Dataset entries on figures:

----

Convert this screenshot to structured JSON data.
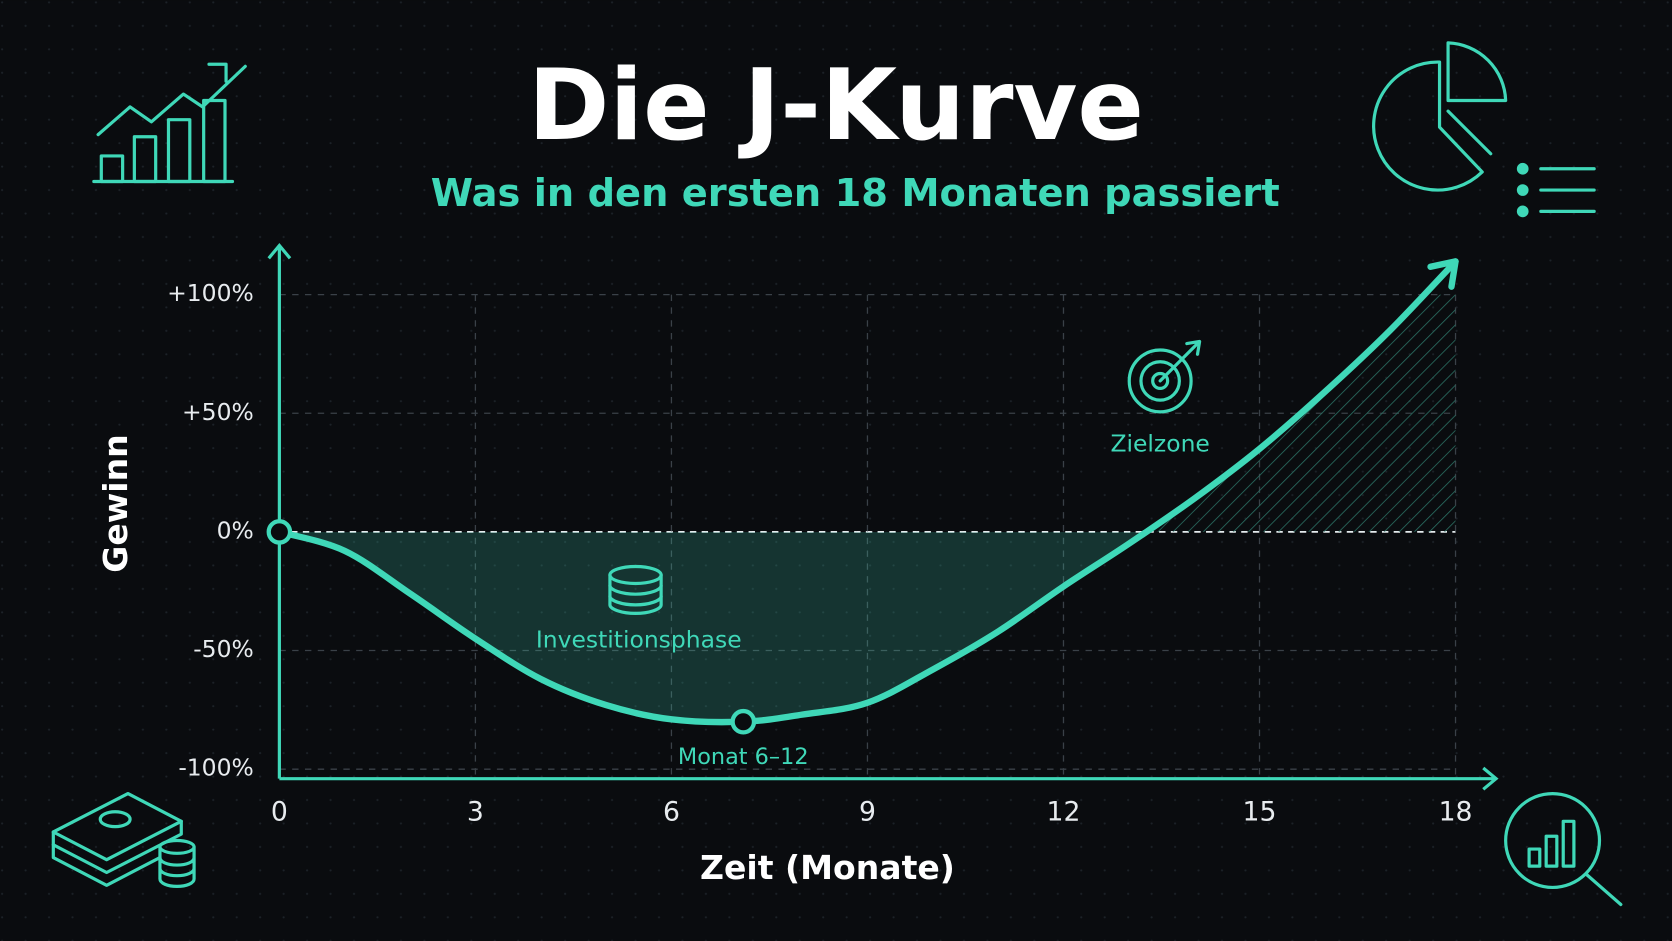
{
  "chart_data": {
    "type": "line",
    "title": "Die J-Kurve",
    "subtitle": "Was in den ersten 18 Monaten passiert",
    "x_label": "Zeit (Monate)",
    "y_label": "Gewinn",
    "annotations": [
      "Investitionsphase",
      "Monat 6–12",
      "Zielzone"
    ],
    "x": [
      0,
      1,
      2,
      3,
      4,
      5,
      6,
      7.1,
      8,
      9,
      10,
      11,
      12,
      13,
      14,
      15,
      16,
      17,
      18
    ],
    "series": [
      {
        "name": "J-Kurve",
        "color": "#3fd8b8",
        "values": [
          0,
          -8,
          -26,
          -45,
          -62,
          -73,
          -79,
          -80,
          -77,
          -72,
          -58,
          -42,
          -23,
          -5,
          14,
          35,
          59,
          85,
          114
        ]
      }
    ],
    "xlim": [
      0,
      18
    ],
    "xticks": [
      0,
      3,
      6,
      9,
      12,
      15,
      18
    ],
    "ylim": [
      -104,
      118
    ],
    "yticks": [
      {
        "value": -100,
        "label": "-100%"
      },
      {
        "value": -50,
        "label": "-50%"
      },
      {
        "value": 0,
        "label": "0%"
      },
      {
        "value": 50,
        "label": "+50%"
      },
      {
        "value": 100,
        "label": "+100%"
      }
    ],
    "grid": true
  }
}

----

### Written task
Nothing in the entries above should change when they are printed again, except that the pictures are dropped.

### Finished answer
Convert this screenshot to structured JSON data.
{
  "chart_data": {
    "type": "line",
    "title": "Die J-Kurve",
    "subtitle": "Was in den ersten 18 Monaten passiert",
    "x_label": "Zeit (Monate)",
    "y_label": "Gewinn",
    "annotations": [
      "Investitionsphase",
      "Monat 6–12",
      "Zielzone"
    ],
    "x": [
      0,
      1,
      2,
      3,
      4,
      5,
      6,
      7.1,
      8,
      9,
      10,
      11,
      12,
      13,
      14,
      15,
      16,
      17,
      18
    ],
    "series": [
      {
        "name": "J-Kurve",
        "color": "#3fd8b8",
        "values": [
          0,
          -8,
          -26,
          -45,
          -62,
          -73,
          -79,
          -80,
          -77,
          -72,
          -58,
          -42,
          -23,
          -5,
          14,
          35,
          59,
          85,
          114
        ]
      }
    ],
    "xlim": [
      0,
      18
    ],
    "xticks": [
      0,
      3,
      6,
      9,
      12,
      15,
      18
    ],
    "ylim": [
      -104,
      118
    ],
    "yticks": [
      {
        "value": -100,
        "label": "-100%"
      },
      {
        "value": -50,
        "label": "-50%"
      },
      {
        "value": 0,
        "label": "0%"
      },
      {
        "value": 50,
        "label": "+50%"
      },
      {
        "value": 100,
        "label": "+100%"
      }
    ],
    "grid": true
  }
}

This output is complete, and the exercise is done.